GIVEN RECORDS:

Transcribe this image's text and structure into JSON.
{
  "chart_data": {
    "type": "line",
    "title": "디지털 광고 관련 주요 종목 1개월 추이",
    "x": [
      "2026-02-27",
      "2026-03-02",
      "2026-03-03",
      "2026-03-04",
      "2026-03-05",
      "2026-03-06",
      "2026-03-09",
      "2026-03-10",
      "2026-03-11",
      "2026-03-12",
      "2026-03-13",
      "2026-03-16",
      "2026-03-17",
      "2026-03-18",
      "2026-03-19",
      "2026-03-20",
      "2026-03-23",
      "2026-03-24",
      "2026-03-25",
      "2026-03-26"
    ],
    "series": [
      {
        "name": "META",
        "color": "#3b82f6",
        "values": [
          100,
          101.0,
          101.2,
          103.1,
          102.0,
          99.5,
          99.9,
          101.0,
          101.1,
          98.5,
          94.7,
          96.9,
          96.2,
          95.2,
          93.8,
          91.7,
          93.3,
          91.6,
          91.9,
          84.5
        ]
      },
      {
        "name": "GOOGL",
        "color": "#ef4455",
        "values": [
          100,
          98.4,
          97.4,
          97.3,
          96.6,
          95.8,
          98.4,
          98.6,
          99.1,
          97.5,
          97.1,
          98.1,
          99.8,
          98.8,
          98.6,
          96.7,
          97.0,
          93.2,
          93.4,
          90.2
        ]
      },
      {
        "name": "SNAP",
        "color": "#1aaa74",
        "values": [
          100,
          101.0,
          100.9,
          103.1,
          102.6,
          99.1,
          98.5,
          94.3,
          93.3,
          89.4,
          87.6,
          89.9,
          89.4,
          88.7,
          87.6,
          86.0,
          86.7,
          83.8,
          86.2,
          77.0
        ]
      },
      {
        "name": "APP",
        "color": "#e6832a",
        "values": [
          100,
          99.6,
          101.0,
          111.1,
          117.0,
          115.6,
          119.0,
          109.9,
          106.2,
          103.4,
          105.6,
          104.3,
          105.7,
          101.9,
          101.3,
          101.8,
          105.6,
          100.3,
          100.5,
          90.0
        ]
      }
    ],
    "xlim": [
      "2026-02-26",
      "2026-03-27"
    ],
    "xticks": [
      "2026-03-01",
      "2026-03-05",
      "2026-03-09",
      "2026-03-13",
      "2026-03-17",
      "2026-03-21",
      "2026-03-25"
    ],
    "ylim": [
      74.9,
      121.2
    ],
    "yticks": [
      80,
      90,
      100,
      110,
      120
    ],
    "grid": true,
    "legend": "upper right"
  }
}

---

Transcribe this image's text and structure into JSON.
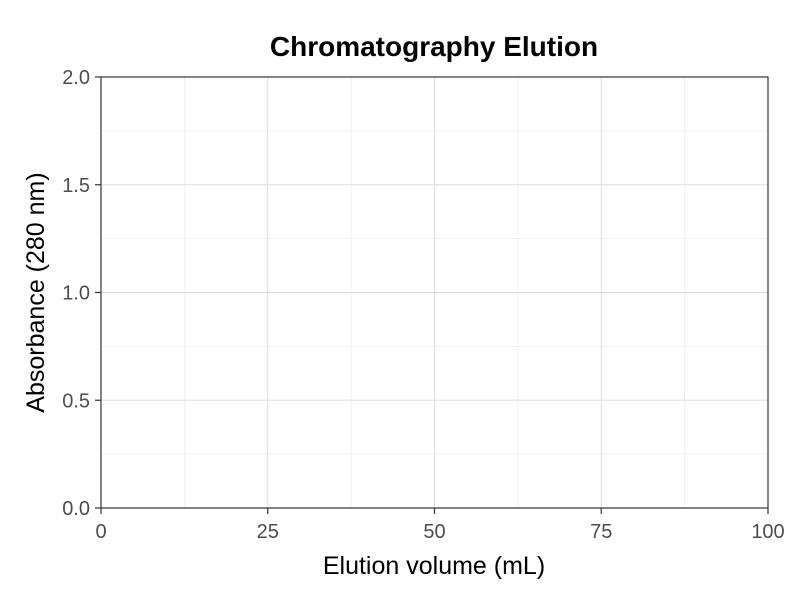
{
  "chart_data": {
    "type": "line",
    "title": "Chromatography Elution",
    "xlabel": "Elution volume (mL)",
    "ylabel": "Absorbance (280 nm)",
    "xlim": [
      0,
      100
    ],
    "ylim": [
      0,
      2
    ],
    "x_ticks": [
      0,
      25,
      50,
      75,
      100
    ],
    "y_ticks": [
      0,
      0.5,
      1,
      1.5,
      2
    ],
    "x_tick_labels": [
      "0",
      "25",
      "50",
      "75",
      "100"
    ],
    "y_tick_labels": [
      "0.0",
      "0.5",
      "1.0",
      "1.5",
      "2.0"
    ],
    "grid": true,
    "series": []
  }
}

TASK PROMPT: From the entries above, extract every line where the word "color" appears.

TASK OUTPUT:
        "color": "#3b82f6",
        "color": "#ef4455",
        "color": "#1aaa74",
        "color": "#e6832a",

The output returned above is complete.